Task details — The listing below is to be output in its exact form.

┌──

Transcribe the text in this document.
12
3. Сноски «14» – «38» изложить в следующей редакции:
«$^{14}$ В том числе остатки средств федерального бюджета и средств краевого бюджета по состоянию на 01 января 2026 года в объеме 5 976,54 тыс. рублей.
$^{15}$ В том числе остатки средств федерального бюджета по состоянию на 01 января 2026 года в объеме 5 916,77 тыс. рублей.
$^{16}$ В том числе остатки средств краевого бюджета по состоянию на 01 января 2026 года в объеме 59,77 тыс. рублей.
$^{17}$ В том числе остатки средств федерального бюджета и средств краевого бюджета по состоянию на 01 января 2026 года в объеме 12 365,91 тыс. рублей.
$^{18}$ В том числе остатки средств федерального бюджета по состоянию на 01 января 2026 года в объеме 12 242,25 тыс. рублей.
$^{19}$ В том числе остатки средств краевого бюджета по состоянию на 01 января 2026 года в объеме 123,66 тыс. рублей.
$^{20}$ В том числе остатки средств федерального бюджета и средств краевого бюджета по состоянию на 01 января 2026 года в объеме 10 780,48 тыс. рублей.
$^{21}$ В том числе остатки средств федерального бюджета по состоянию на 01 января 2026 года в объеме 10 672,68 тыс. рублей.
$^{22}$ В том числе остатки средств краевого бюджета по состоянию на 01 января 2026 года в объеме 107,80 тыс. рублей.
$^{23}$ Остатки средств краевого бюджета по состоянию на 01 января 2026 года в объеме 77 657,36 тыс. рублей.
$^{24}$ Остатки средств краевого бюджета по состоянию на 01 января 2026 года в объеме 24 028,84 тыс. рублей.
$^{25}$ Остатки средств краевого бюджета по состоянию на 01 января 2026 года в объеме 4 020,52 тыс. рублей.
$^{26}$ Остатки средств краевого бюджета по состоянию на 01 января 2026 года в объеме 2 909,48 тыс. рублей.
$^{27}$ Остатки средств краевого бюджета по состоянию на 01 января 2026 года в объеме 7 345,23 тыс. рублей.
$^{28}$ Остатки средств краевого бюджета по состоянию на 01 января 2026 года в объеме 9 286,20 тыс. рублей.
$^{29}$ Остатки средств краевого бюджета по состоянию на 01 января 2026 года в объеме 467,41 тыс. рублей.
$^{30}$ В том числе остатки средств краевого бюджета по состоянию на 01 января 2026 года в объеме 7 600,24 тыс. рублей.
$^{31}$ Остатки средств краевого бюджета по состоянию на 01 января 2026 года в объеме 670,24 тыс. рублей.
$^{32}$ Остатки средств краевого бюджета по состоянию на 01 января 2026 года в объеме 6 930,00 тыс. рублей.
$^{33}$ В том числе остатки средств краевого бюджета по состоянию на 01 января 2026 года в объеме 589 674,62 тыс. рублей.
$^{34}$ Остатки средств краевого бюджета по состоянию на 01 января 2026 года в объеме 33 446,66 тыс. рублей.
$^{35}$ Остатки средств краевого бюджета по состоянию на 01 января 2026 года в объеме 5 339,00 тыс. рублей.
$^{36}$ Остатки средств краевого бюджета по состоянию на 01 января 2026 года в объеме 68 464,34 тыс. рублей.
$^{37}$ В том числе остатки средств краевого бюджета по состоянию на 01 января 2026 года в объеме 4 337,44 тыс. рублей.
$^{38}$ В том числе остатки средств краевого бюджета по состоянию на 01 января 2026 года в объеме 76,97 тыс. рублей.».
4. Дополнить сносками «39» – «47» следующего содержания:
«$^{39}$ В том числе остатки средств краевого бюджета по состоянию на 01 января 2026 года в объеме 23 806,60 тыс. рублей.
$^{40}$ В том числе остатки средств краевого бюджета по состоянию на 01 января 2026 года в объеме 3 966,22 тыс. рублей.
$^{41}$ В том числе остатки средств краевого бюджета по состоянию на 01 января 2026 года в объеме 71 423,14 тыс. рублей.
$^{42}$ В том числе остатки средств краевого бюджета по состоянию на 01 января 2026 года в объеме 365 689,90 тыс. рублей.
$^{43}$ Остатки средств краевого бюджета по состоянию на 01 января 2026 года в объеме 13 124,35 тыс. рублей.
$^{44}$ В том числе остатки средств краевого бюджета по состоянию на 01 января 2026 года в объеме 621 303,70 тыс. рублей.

└──

Response —
Transcribe the text in this document.
12
3. Сноски «14» – «38» изложить в следующей редакции:
«$^{14}$ В том числе остатки средств федерального бюджета и средств краевого бюджета по состоянию на 01 января 2026 года в объеме 5 976,54 тыс. рублей.
$^{15}$ В том числе остатки средств федерального бюджета по состоянию на 01 января 2026 года в объеме 5 916,77 тыс. рублей.
$^{16}$ В том числе остатки средств краевого бюджета по состоянию на 01 января 2026 года в объеме 59,77 тыс. рублей.
$^{17}$ В том числе остатки средств федерального бюджета и средств краевого бюджета по состоянию на 01 января 2026 года в объеме 12 365,91 тыс. рублей.
$^{18}$ В том числе остатки средств федерального бюджета по состоянию на 01 января 2026 года в объеме 12 242,25 тыс. рублей.
$^{19}$ В том числе остатки средств краевого бюджета по состоянию на 01 января 2026 года в объеме 123,66 тыс. рублей.
$^{20}$ В том числе остатки средств федерального бюджета и средств краевого бюджета по состоянию на 01 января 2026 года в объеме 10 780,48 тыс. рублей.
$^{21}$ В том числе остатки средств федерального бюджета по состоянию на 01 января 2026 года в объеме 10 672,68 тыс. рублей.
$^{22}$ В том числе остатки средств краевого бюджета по состоянию на 01 января 2026 года в объеме 107,80 тыс. рублей.
$^{23}$ Остатки средств краевого бюджета по состоянию на 01 января 2026 года в объеме 77 657,36 тыс. рублей.
$^{24}$ Остатки средств краевого бюджета по состоянию на 01 января 2026 года в объеме 24 028,84 тыс. рублей.
$^{25}$ Остатки средств краевого бюджета по состоянию на 01 января 2026 года в объеме 4 020,52 тыс. рублей.
$^{26}$ Остатки средств краевого бюджета по состоянию на 01 января 2026 года в объеме 2 909,48 тыс. рублей.
$^{27}$ Остатки средств краевого бюджета по состоянию на 01 января 2026 года в объеме 7 345,23 тыс. рублей.
$^{28}$ Остатки средств краевого бюджета по состоянию на 01 января 2026 года в объеме 9 286,20 тыс. рублей.
$^{29}$ Остатки средств краевого бюджета по состоянию на 01 января 2026 года в объеме 467,41 тыс. рублей.
$^{30}$ В том числе остатки средств краевого бюджета по состоянию на 01 января 2026 года в объеме 7 600,24 тыс. рублей.
$^{31}$ Остатки средств краевого бюджета по состоянию на 01 января 2026 года в объеме 670,24 тыс. рублей.
$^{32}$ Остатки средств краевого бюджета по состоянию на 01 января 2026 года в объеме 6 930,00 тыс. рублей.
$^{33}$ В том числе остатки средств краевого бюджета по состоянию на 01 января 2026 года в объеме 589 674,62 тыс. рублей.
$^{34}$ Остатки средств краевого бюджета по состоянию на 01 января 2026 года в объеме 33 446,66 тыс. рублей.
$^{35}$ Остатки средств краевого бюджета по состоянию на 01 января 2026 года в объеме 5 339,00 тыс. рублей.
$^{36}$ Остатки средств краевого бюджета по состоянию на 01 января 2026 года в объеме 68 464,34 тыс. рублей.
$^{37}$ В том числе остатки средств краевого бюджета по состоянию на 01 января 2026 года в объеме 4 337,44 тыс. рублей.
$^{38}$ В том числе остатки средств краевого бюджета по состоянию на 01 января 2026 года в объеме 76,97 тыс. рублей.».
4. Дополнить сносками «39» – «47» следующего содержания:
«$^{39}$ В том числе остатки средств краевого бюджета по состоянию на 01 января 2026 года в объеме 23 806,60 тыс. рублей.
$^{40}$ В том числе остатки средств краевого бюджета по состоянию на 01 января 2026 года в объеме 3 966,22 тыс. рублей.
$^{41}$ В том числе остатки средств краевого бюджета по состоянию на 01 января 2026 года в объеме 71 423,14 тыс. рублей.
$^{42}$ В том числе остатки средств краевого бюджета по состоянию на 01 января 2026 года в объеме 365 689,90 тыс. рублей.
$^{43}$ Остатки средств краевого бюджета по состоянию на 01 января 2026 года в объеме 13 124,35 тыс. рублей.
$^{44}$ В том числе остатки средств краевого бюджета по состоянию на 01 января 2026 года в объеме 621 303,70 тыс. рублей.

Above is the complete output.